Element placement data:
>> START

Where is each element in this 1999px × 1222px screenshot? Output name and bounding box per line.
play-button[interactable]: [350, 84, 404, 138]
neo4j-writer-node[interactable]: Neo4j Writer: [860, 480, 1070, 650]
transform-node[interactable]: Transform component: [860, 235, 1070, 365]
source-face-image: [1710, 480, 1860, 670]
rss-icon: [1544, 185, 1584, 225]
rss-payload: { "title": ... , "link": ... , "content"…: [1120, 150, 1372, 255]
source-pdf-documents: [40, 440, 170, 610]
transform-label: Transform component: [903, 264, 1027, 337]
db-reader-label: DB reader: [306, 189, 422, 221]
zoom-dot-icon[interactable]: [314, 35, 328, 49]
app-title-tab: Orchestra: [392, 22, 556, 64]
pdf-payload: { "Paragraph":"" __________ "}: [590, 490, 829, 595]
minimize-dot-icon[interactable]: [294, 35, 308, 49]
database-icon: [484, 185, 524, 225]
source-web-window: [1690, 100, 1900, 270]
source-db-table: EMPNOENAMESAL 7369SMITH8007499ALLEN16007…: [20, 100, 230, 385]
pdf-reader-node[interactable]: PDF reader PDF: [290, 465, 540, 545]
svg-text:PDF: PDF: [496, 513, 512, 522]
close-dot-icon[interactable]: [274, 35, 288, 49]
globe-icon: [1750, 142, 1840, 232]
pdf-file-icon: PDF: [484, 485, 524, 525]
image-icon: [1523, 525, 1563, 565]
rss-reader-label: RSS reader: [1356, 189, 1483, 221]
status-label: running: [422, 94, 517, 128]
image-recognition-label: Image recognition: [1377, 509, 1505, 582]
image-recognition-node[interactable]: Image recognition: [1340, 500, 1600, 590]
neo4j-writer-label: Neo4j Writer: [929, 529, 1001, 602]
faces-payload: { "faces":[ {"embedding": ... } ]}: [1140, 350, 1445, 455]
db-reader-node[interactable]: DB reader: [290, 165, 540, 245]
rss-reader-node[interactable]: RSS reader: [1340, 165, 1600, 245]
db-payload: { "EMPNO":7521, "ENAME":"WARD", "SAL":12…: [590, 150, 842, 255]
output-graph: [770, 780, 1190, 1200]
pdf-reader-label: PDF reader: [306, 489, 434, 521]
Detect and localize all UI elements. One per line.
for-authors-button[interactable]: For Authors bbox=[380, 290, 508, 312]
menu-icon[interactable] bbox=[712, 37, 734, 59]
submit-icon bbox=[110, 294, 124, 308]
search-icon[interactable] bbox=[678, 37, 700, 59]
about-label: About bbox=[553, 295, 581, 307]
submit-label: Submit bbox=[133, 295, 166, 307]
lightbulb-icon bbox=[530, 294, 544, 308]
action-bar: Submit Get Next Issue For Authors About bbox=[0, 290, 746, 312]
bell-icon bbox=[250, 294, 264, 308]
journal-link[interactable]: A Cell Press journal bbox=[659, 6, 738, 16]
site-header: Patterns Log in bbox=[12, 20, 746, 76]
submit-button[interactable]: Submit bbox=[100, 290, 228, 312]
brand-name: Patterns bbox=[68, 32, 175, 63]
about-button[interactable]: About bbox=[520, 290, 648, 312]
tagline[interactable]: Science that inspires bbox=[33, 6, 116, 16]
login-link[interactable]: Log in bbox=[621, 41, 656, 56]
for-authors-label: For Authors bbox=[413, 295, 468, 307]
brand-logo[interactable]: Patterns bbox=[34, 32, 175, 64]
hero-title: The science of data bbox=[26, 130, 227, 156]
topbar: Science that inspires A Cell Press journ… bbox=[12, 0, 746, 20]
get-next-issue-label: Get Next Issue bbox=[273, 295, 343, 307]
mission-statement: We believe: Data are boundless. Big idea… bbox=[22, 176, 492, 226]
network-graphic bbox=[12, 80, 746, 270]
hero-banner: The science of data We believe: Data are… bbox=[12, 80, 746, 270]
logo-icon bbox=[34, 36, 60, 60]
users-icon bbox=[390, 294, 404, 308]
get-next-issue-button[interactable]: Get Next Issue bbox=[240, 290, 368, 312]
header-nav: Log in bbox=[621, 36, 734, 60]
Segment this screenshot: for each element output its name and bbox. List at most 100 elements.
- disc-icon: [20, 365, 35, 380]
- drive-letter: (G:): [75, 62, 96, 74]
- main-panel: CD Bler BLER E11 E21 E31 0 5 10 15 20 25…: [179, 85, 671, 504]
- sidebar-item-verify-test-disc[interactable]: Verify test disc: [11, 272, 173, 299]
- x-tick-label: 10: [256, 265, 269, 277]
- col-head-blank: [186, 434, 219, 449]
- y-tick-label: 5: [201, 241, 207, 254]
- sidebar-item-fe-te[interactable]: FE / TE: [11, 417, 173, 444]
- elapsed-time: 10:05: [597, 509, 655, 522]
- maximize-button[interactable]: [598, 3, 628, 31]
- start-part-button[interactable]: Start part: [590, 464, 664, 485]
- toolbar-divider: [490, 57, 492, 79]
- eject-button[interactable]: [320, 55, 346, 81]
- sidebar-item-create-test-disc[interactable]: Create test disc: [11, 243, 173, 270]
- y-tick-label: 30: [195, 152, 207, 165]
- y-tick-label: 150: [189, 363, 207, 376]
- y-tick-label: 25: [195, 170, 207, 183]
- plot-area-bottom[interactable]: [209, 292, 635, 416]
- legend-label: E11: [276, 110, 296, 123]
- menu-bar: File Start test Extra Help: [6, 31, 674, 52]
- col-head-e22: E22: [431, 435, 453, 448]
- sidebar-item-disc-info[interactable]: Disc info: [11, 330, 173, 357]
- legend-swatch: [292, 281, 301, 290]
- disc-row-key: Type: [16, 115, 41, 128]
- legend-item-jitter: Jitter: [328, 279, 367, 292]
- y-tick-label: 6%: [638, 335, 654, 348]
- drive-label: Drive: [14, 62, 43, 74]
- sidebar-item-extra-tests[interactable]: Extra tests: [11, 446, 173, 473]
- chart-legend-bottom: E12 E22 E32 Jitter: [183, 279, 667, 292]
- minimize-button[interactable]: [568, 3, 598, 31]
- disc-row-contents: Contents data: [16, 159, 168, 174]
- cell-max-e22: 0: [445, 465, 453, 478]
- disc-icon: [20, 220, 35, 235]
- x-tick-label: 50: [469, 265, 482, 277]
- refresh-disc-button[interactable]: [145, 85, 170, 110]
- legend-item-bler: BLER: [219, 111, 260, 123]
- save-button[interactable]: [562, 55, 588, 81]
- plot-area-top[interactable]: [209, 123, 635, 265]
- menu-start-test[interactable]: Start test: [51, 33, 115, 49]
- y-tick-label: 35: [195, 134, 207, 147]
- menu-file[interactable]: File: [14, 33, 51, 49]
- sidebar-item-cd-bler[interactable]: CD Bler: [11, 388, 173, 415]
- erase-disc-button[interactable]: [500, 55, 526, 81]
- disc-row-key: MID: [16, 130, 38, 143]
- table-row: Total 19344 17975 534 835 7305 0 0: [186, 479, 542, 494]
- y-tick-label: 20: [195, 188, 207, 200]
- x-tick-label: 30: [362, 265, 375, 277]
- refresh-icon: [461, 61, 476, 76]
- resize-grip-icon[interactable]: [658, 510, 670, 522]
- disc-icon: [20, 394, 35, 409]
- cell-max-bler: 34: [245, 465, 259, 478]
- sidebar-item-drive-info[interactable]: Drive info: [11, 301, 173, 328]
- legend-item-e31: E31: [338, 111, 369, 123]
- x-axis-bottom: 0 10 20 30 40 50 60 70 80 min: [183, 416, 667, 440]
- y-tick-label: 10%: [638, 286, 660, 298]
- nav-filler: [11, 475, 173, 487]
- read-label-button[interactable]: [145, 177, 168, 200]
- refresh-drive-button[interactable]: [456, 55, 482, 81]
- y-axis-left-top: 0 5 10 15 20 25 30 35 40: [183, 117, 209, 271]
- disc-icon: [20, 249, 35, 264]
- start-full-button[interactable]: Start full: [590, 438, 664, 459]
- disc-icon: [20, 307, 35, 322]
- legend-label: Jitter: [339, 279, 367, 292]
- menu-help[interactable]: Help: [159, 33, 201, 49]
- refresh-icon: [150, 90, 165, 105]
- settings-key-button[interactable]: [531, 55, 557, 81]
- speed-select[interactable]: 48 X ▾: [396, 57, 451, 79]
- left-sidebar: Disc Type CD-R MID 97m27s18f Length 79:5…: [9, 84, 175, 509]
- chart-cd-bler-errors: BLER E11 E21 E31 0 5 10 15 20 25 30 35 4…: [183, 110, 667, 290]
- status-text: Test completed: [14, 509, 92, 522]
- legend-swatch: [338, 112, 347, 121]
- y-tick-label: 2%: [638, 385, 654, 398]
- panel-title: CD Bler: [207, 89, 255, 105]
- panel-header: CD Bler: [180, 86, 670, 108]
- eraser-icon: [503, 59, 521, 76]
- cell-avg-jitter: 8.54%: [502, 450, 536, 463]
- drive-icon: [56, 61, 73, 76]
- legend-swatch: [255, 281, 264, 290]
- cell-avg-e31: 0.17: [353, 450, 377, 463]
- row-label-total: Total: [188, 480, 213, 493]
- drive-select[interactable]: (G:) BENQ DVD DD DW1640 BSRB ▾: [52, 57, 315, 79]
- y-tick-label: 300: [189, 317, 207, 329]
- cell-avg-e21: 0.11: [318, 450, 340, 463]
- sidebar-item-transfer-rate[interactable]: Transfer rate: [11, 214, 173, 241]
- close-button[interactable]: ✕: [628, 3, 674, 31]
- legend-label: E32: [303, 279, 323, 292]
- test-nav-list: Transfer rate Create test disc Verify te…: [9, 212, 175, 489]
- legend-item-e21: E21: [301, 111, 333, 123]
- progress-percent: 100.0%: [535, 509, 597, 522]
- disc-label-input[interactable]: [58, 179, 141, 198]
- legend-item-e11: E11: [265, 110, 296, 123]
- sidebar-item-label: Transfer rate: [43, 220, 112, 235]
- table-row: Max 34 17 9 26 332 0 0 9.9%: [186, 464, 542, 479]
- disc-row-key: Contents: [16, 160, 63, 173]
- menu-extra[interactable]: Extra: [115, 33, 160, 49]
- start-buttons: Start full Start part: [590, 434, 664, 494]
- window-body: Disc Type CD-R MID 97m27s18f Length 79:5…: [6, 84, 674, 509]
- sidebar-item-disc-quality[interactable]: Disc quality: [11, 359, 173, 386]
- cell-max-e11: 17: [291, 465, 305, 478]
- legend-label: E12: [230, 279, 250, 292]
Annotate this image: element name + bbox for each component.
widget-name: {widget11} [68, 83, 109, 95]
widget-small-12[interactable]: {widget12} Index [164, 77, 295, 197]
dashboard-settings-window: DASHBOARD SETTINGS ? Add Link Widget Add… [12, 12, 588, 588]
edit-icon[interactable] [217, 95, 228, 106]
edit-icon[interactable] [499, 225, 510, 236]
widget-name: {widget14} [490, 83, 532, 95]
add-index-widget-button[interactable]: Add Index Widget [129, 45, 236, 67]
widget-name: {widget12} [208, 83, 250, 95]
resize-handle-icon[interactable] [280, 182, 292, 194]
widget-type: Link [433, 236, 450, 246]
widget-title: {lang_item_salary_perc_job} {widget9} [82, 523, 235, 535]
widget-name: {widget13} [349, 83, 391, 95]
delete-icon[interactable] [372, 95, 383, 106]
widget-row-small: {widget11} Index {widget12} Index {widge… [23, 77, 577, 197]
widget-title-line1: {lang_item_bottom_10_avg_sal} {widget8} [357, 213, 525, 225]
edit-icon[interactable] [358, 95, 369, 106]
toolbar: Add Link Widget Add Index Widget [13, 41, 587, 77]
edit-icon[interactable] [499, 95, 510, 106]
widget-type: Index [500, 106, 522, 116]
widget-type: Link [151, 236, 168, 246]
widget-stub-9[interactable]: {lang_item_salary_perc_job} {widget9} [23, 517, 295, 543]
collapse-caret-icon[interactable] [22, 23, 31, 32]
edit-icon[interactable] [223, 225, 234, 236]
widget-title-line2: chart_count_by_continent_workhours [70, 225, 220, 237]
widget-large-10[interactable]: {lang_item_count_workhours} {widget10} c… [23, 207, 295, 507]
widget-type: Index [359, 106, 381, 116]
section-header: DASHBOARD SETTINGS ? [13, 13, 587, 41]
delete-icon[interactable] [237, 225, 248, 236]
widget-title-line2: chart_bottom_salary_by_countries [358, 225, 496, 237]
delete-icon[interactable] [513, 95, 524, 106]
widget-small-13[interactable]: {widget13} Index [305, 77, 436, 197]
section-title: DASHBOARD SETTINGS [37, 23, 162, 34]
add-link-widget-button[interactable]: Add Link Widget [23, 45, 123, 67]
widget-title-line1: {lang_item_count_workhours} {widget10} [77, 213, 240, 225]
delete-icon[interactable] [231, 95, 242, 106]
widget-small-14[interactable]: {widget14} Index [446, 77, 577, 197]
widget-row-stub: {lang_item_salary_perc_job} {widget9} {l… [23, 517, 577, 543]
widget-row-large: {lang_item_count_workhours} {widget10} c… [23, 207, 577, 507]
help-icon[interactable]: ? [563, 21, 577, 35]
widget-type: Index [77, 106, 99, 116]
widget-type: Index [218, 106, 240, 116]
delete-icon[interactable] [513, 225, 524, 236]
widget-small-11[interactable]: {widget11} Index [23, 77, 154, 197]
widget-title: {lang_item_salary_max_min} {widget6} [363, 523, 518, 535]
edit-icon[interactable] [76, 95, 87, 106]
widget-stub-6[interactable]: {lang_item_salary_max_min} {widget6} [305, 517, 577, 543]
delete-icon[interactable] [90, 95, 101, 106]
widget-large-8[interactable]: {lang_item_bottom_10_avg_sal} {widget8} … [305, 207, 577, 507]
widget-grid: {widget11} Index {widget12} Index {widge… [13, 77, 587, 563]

>> END

* **Task goal**
Rewrite the data from its first line through the line containing "480, 1070, 650]", inclusive, replacing "screenshot" with "capture" and changing nothing else.

* **Reply**
Where is each element in this 1999px × 1222px capture? Output name and bounding box per line.
play-button[interactable]: [350, 84, 404, 138]
neo4j-writer-node[interactable]: Neo4j Writer: [860, 480, 1070, 650]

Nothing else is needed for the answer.